(Task requirements)
Write out the data again exactly, skipping every picture.

Data entries
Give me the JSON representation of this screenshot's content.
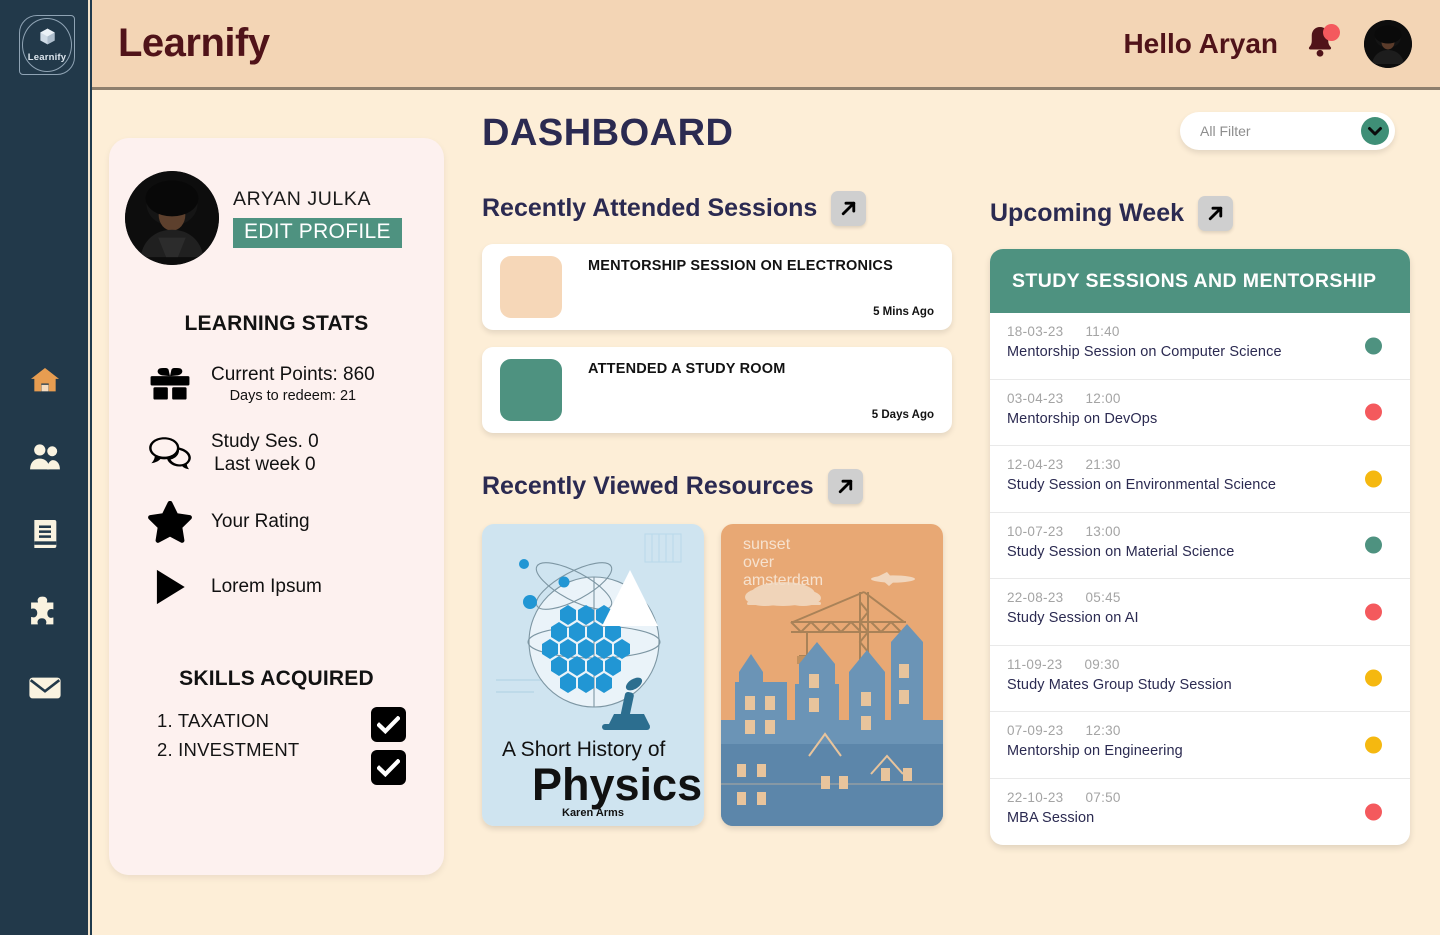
{
  "brand": {
    "name": "Learnify",
    "badge_text": "Learnify",
    "badge_icon": "cube-icon"
  },
  "topbar": {
    "greeting": "Hello Aryan",
    "bell_icon": "notification-bell-icon",
    "avatar_icon": "user-avatar",
    "bg_color": "#f3d5b5",
    "text_color": "#501319",
    "badge_color": "#f4595d"
  },
  "sidebar": {
    "bg_color": "#22394a",
    "items": [
      {
        "name": "home",
        "icon": "home-icon",
        "color": "#e79d51"
      },
      {
        "name": "community",
        "icon": "people-icon",
        "color": "#faf3e0"
      },
      {
        "name": "library",
        "icon": "book-icon",
        "color": "#faf3e0"
      },
      {
        "name": "puzzle",
        "icon": "puzzle-icon",
        "color": "#faf3e0"
      },
      {
        "name": "messages",
        "icon": "envelope-icon",
        "color": "#faf3e0"
      }
    ]
  },
  "profile": {
    "name": "ARYAN JULKA",
    "edit_label": "EDIT PROFILE",
    "edit_color": "#4e9280",
    "stats_title": "LEARNING STATS",
    "stats": [
      {
        "icon": "gift-icon",
        "main": "Current Points: 860",
        "sub": "Days to redeem: 21"
      },
      {
        "icon": "chat-bubbles-icon",
        "main": "Study Ses. 0",
        "sub": "Last week 0"
      },
      {
        "icon": "star-icon",
        "main": "Your Rating",
        "sub": ""
      },
      {
        "icon": "play-icon",
        "main": "Lorem Ipsum",
        "sub": ""
      }
    ],
    "skills_title": "SKILLS ACQUIRED",
    "skills": [
      "1. TAXATION",
      "2. INVESTMENT"
    ],
    "card_color": "#fdf1ef"
  },
  "main": {
    "page_title": "DASHBOARD",
    "sections": {
      "attended": {
        "heading": "Recently Attended Sessions",
        "expand_icon": "expand-arrow-icon",
        "items": [
          {
            "title": "MENTORSHIP SESSION ON ELECTRONICS",
            "time": "5 Mins Ago",
            "thumb_color": "#f6d7b8"
          },
          {
            "title": "ATTENDED A STUDY ROOM",
            "time": "5 Days Ago",
            "thumb_color": "#4e9280"
          }
        ]
      },
      "resources": {
        "heading": "Recently Viewed Resources",
        "expand_icon": "expand-arrow-icon",
        "items": [
          {
            "name": "physics-book-cover",
            "title_line1": "A Short History of",
            "title_line2": "Physics",
            "author": "Karen Arms",
            "bg_color": "#cfe4f0"
          },
          {
            "name": "amsterdam-book-cover",
            "title_line1": "sunset",
            "title_line2": "over",
            "title_line3": "amsterdam",
            "bg_color": "#e8a874"
          }
        ]
      }
    }
  },
  "filter": {
    "label": "All Filter",
    "chevron_icon": "chevron-down-icon",
    "accent": "#3f8f77"
  },
  "upcoming": {
    "heading": "Upcoming Week",
    "expand_icon": "expand-arrow-icon",
    "panel_title": "STUDY SESSIONS AND MENTORSHIP",
    "panel_header_color": "#4e9280",
    "status_colors": {
      "green": "#4e9280",
      "red": "#f4595d",
      "yellow": "#f5b810"
    },
    "rows": [
      {
        "date": "18-03-23",
        "time": "11:40",
        "title": "Mentorship Session on Computer Science",
        "status": "green"
      },
      {
        "date": "03-04-23",
        "time": "12:00",
        "title": "Mentorship on DevOps",
        "status": "red"
      },
      {
        "date": "12-04-23",
        "time": "21:30",
        "title": "Study Session on Environmental Science",
        "status": "yellow"
      },
      {
        "date": "10-07-23",
        "time": "13:00",
        "title": "Study Session on Material Science",
        "status": "green"
      },
      {
        "date": "22-08-23",
        "time": "05:45",
        "title": "Study Session on  AI",
        "status": "red"
      },
      {
        "date": "11-09-23",
        "time": "09:30",
        "title": "Study Mates Group Study Session",
        "status": "yellow"
      },
      {
        "date": "07-09-23",
        "time": "12:30",
        "title": "Mentorship on Engineering",
        "status": "yellow"
      },
      {
        "date": "22-10-23",
        "time": "07:50",
        "title": "MBA Session",
        "status": "red"
      }
    ]
  }
}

(Full output)
Give me the JSON representation of this screenshot's content.
{
  "brand": {
    "name": "Learnify",
    "badge_text": "Learnify",
    "badge_icon": "cube-icon"
  },
  "topbar": {
    "greeting": "Hello Aryan",
    "bell_icon": "notification-bell-icon",
    "avatar_icon": "user-avatar",
    "bg_color": "#f3d5b5",
    "text_color": "#501319",
    "badge_color": "#f4595d"
  },
  "sidebar": {
    "bg_color": "#22394a",
    "items": [
      {
        "name": "home",
        "icon": "home-icon",
        "color": "#e79d51"
      },
      {
        "name": "community",
        "icon": "people-icon",
        "color": "#faf3e0"
      },
      {
        "name": "library",
        "icon": "book-icon",
        "color": "#faf3e0"
      },
      {
        "name": "puzzle",
        "icon": "puzzle-icon",
        "color": "#faf3e0"
      },
      {
        "name": "messages",
        "icon": "envelope-icon",
        "color": "#faf3e0"
      }
    ]
  },
  "profile": {
    "name": "ARYAN JULKA",
    "edit_label": "EDIT PROFILE",
    "edit_color": "#4e9280",
    "stats_title": "LEARNING STATS",
    "stats": [
      {
        "icon": "gift-icon",
        "main": "Current Points: 860",
        "sub": "Days to redeem: 21"
      },
      {
        "icon": "chat-bubbles-icon",
        "main": "Study Ses. 0",
        "sub": "Last week 0"
      },
      {
        "icon": "star-icon",
        "main": "Your Rating",
        "sub": ""
      },
      {
        "icon": "play-icon",
        "main": "Lorem Ipsum",
        "sub": ""
      }
    ],
    "skills_title": "SKILLS ACQUIRED",
    "skills": [
      "1. TAXATION",
      "2. INVESTMENT"
    ],
    "card_color": "#fdf1ef"
  },
  "main": {
    "page_title": "DASHBOARD",
    "sections": {
      "attended": {
        "heading": "Recently Attended Sessions",
        "expand_icon": "expand-arrow-icon",
        "items": [
          {
            "title": "MENTORSHIP SESSION ON ELECTRONICS",
            "time": "5 Mins Ago",
            "thumb_color": "#f6d7b8"
          },
          {
            "title": "ATTENDED A STUDY ROOM",
            "time": "5 Days Ago",
            "thumb_color": "#4e9280"
          }
        ]
      },
      "resources": {
        "heading": "Recently Viewed Resources",
        "expand_icon": "expand-arrow-icon",
        "items": [
          {
            "name": "physics-book-cover",
            "title_line1": "A Short History of",
            "title_line2": "Physics",
            "author": "Karen Arms",
            "bg_color": "#cfe4f0"
          },
          {
            "name": "amsterdam-book-cover",
            "title_line1": "sunset",
            "title_line2": "over",
            "title_line3": "amsterdam",
            "bg_color": "#e8a874"
          }
        ]
      }
    }
  },
  "filter": {
    "label": "All Filter",
    "chevron_icon": "chevron-down-icon",
    "accent": "#3f8f77"
  },
  "upcoming": {
    "heading": "Upcoming Week",
    "expand_icon": "expand-arrow-icon",
    "panel_title": "STUDY SESSIONS AND MENTORSHIP",
    "panel_header_color": "#4e9280",
    "status_colors": {
      "green": "#4e9280",
      "red": "#f4595d",
      "yellow": "#f5b810"
    },
    "rows": [
      {
        "date": "18-03-23",
        "time": "11:40",
        "title": "Mentorship Session on Computer Science",
        "status": "green"
      },
      {
        "date": "03-04-23",
        "time": "12:00",
        "title": "Mentorship on DevOps",
        "status": "red"
      },
      {
        "date": "12-04-23",
        "time": "21:30",
        "title": "Study Session on Environmental Science",
        "status": "yellow"
      },
      {
        "date": "10-07-23",
        "time": "13:00",
        "title": "Study Session on Material Science",
        "status": "green"
      },
      {
        "date": "22-08-23",
        "time": "05:45",
        "title": "Study Session on  AI",
        "status": "red"
      },
      {
        "date": "11-09-23",
        "time": "09:30",
        "title": "Study Mates Group Study Session",
        "status": "yellow"
      },
      {
        "date": "07-09-23",
        "time": "12:30",
        "title": "Mentorship on Engineering",
        "status": "yellow"
      },
      {
        "date": "22-10-23",
        "time": "07:50",
        "title": "MBA Session",
        "status": "red"
      }
    ]
  }
}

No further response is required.